Problem details ->
Extract all of the entries and give them again, word for word.

Stored records:

══════

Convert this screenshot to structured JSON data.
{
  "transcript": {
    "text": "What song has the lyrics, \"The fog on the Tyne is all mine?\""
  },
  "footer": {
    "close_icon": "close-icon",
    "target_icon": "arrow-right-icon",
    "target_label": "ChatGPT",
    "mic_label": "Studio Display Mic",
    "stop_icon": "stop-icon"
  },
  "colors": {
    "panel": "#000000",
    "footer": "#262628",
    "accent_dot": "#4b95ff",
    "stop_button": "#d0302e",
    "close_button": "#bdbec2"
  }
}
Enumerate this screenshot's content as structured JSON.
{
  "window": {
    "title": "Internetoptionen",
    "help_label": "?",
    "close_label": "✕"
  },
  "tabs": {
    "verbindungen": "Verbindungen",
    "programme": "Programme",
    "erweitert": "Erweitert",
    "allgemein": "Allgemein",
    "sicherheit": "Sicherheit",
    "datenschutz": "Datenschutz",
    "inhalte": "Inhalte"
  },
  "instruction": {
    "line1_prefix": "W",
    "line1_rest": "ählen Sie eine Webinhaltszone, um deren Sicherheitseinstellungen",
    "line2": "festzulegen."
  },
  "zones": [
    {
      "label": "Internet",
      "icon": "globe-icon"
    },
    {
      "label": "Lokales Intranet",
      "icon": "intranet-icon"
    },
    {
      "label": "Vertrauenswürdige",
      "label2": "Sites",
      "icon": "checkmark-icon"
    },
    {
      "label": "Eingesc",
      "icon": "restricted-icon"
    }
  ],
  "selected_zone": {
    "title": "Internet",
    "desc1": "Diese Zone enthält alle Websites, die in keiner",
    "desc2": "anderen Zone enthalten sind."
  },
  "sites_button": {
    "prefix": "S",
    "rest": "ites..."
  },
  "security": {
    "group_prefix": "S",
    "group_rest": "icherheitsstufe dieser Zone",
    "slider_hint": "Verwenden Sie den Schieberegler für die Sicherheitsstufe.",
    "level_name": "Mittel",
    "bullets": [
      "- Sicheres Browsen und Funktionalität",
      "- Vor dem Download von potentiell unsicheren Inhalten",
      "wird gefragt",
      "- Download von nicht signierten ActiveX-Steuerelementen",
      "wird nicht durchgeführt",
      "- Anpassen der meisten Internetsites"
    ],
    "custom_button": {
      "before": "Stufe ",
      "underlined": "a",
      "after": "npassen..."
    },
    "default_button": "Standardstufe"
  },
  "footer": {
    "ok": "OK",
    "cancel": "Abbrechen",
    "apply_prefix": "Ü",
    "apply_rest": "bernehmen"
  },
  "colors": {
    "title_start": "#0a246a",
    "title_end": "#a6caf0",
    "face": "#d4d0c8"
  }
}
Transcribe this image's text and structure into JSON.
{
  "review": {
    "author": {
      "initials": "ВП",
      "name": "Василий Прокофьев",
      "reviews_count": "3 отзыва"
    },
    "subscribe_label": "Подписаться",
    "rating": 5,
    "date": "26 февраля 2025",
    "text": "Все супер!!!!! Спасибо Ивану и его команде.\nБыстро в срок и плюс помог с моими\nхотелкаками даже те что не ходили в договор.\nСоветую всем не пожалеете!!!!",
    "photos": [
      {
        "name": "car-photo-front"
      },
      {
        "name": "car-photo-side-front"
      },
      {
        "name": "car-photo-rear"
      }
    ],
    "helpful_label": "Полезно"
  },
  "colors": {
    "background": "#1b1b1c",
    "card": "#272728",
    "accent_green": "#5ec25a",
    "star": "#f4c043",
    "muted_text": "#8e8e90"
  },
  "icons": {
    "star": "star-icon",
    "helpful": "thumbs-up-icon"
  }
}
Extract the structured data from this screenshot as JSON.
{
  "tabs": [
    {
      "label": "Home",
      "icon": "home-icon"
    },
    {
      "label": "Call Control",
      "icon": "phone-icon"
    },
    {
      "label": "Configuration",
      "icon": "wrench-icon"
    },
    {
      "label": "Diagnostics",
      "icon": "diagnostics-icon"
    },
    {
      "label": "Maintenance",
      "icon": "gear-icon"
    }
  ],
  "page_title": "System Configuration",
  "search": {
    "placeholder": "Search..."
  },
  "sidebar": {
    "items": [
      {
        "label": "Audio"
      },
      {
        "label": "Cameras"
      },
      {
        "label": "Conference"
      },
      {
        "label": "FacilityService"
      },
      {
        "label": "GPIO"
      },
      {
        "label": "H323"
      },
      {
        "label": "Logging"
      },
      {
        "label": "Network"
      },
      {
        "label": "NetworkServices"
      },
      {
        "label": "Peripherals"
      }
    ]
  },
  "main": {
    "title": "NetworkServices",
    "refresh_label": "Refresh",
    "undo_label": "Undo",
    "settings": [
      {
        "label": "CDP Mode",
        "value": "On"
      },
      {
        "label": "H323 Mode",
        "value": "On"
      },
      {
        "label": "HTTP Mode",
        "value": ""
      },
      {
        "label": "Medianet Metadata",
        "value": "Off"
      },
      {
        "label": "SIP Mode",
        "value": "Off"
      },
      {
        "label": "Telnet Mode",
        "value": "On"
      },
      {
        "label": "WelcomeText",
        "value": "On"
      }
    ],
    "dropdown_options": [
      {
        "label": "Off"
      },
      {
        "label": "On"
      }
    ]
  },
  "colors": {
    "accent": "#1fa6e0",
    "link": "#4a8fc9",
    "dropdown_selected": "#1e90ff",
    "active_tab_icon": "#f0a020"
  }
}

══════

The answer ->
Convert this screenshot to structured JSON data.
{
  "transcript": {
    "text": "What song has the lyrics, \"The fog on the Tyne is all mine?\""
  },
  "footer": {
    "close_icon": "close-icon",
    "target_icon": "arrow-right-icon",
    "target_label": "ChatGPT",
    "mic_label": "Studio Display Mic",
    "stop_icon": "stop-icon"
  },
  "colors": {
    "panel": "#000000",
    "footer": "#262628",
    "accent_dot": "#4b95ff",
    "stop_button": "#d0302e",
    "close_button": "#bdbec2"
  }
}
Enumerate this screenshot's content as structured JSON.
{
  "window": {
    "title": "Internetoptionen",
    "help_label": "?",
    "close_label": "✕"
  },
  "tabs": {
    "verbindungen": "Verbindungen",
    "programme": "Programme",
    "erweitert": "Erweitert",
    "allgemein": "Allgemein",
    "sicherheit": "Sicherheit",
    "datenschutz": "Datenschutz",
    "inhalte": "Inhalte"
  },
  "instruction": {
    "line1_prefix": "W",
    "line1_rest": "ählen Sie eine Webinhaltszone, um deren Sicherheitseinstellungen",
    "line2": "festzulegen."
  },
  "zones": [
    {
      "label": "Internet",
      "icon": "globe-icon"
    },
    {
      "label": "Lokales Intranet",
      "icon": "intranet-icon"
    },
    {
      "label": "Vertrauenswürdige",
      "label2": "Sites",
      "icon": "checkmark-icon"
    },
    {
      "label": "Eingesc",
      "icon": "restricted-icon"
    }
  ],
  "selected_zone": {
    "title": "Internet",
    "desc1": "Diese Zone enthält alle Websites, die in keiner",
    "desc2": "anderen Zone enthalten sind."
  },
  "sites_button": {
    "prefix": "S",
    "rest": "ites..."
  },
  "security": {
    "group_prefix": "S",
    "group_rest": "icherheitsstufe dieser Zone",
    "slider_hint": "Verwenden Sie den Schieberegler für die Sicherheitsstufe.",
    "level_name": "Mittel",
    "bullets": [
      "- Sicheres Browsen und Funktionalität",
      "- Vor dem Download von potentiell unsicheren Inhalten",
      "wird gefragt",
      "- Download von nicht signierten ActiveX-Steuerelementen",
      "wird nicht durchgeführt",
      "- Anpassen der meisten Internetsites"
    ],
    "custom_button": {
      "before": "Stufe ",
      "underlined": "a",
      "after": "npassen..."
    },
    "default_button": "Standardstufe"
  },
  "footer": {
    "ok": "OK",
    "cancel": "Abbrechen",
    "apply_prefix": "Ü",
    "apply_rest": "bernehmen"
  },
  "colors": {
    "title_start": "#0a246a",
    "title_end": "#a6caf0",
    "face": "#d4d0c8"
  }
}
Transcribe this image's text and structure into JSON.
{
  "review": {
    "author": {
      "initials": "ВП",
      "name": "Василий Прокофьев",
      "reviews_count": "3 отзыва"
    },
    "subscribe_label": "Подписаться",
    "rating": 5,
    "date": "26 февраля 2025",
    "text": "Все супер!!!!! Спасибо Ивану и его команде.\nБыстро в срок и плюс помог с моими\nхотелкаками даже те что не ходили в договор.\nСоветую всем не пожалеете!!!!",
    "photos": [
      {
        "name": "car-photo-front"
      },
      {
        "name": "car-photo-side-front"
      },
      {
        "name": "car-photo-rear"
      }
    ],
    "helpful_label": "Полезно"
  },
  "colors": {
    "background": "#1b1b1c",
    "card": "#272728",
    "accent_green": "#5ec25a",
    "star": "#f4c043",
    "muted_text": "#8e8e90"
  },
  "icons": {
    "star": "star-icon",
    "helpful": "thumbs-up-icon"
  }
}
Extract the structured data from this screenshot as JSON.
{
  "tabs": [
    {
      "label": "Home",
      "icon": "home-icon"
    },
    {
      "label": "Call Control",
      "icon": "phone-icon"
    },
    {
      "label": "Configuration",
      "icon": "wrench-icon"
    },
    {
      "label": "Diagnostics",
      "icon": "diagnostics-icon"
    },
    {
      "label": "Maintenance",
      "icon": "gear-icon"
    }
  ],
  "page_title": "System Configuration",
  "search": {
    "placeholder": "Search..."
  },
  "sidebar": {
    "items": [
      {
        "label": "Audio"
      },
      {
        "label": "Cameras"
      },
      {
        "label": "Conference"
      },
      {
        "label": "FacilityService"
      },
      {
        "label": "GPIO"
      },
      {
        "label": "H323"
      },
      {
        "label": "Logging"
      },
      {
        "label": "Network"
      },
      {
        "label": "NetworkServices"
      },
      {
        "label": "Peripherals"
      }
    ]
  },
  "main": {
    "title": "NetworkServices",
    "refresh_label": "Refresh",
    "undo_label": "Undo",
    "settings": [
      {
        "label": "CDP Mode",
        "value": "On"
      },
      {
        "label": "H323 Mode",
        "value": "On"
      },
      {
        "label": "HTTP Mode",
        "value": ""
      },
      {
        "label": "Medianet Metadata",
        "value": "Off"
      },
      {
        "label": "SIP Mode",
        "value": "Off"
      },
      {
        "label": "Telnet Mode",
        "value": "On"
      },
      {
        "label": "WelcomeText",
        "value": "On"
      }
    ],
    "dropdown_options": [
      {
        "label": "Off"
      },
      {
        "label": "On"
      }
    ]
  },
  "colors": {
    "accent": "#1fa6e0",
    "link": "#4a8fc9",
    "dropdown_selected": "#1e90ff",
    "active_tab_icon": "#f0a020"
  }
}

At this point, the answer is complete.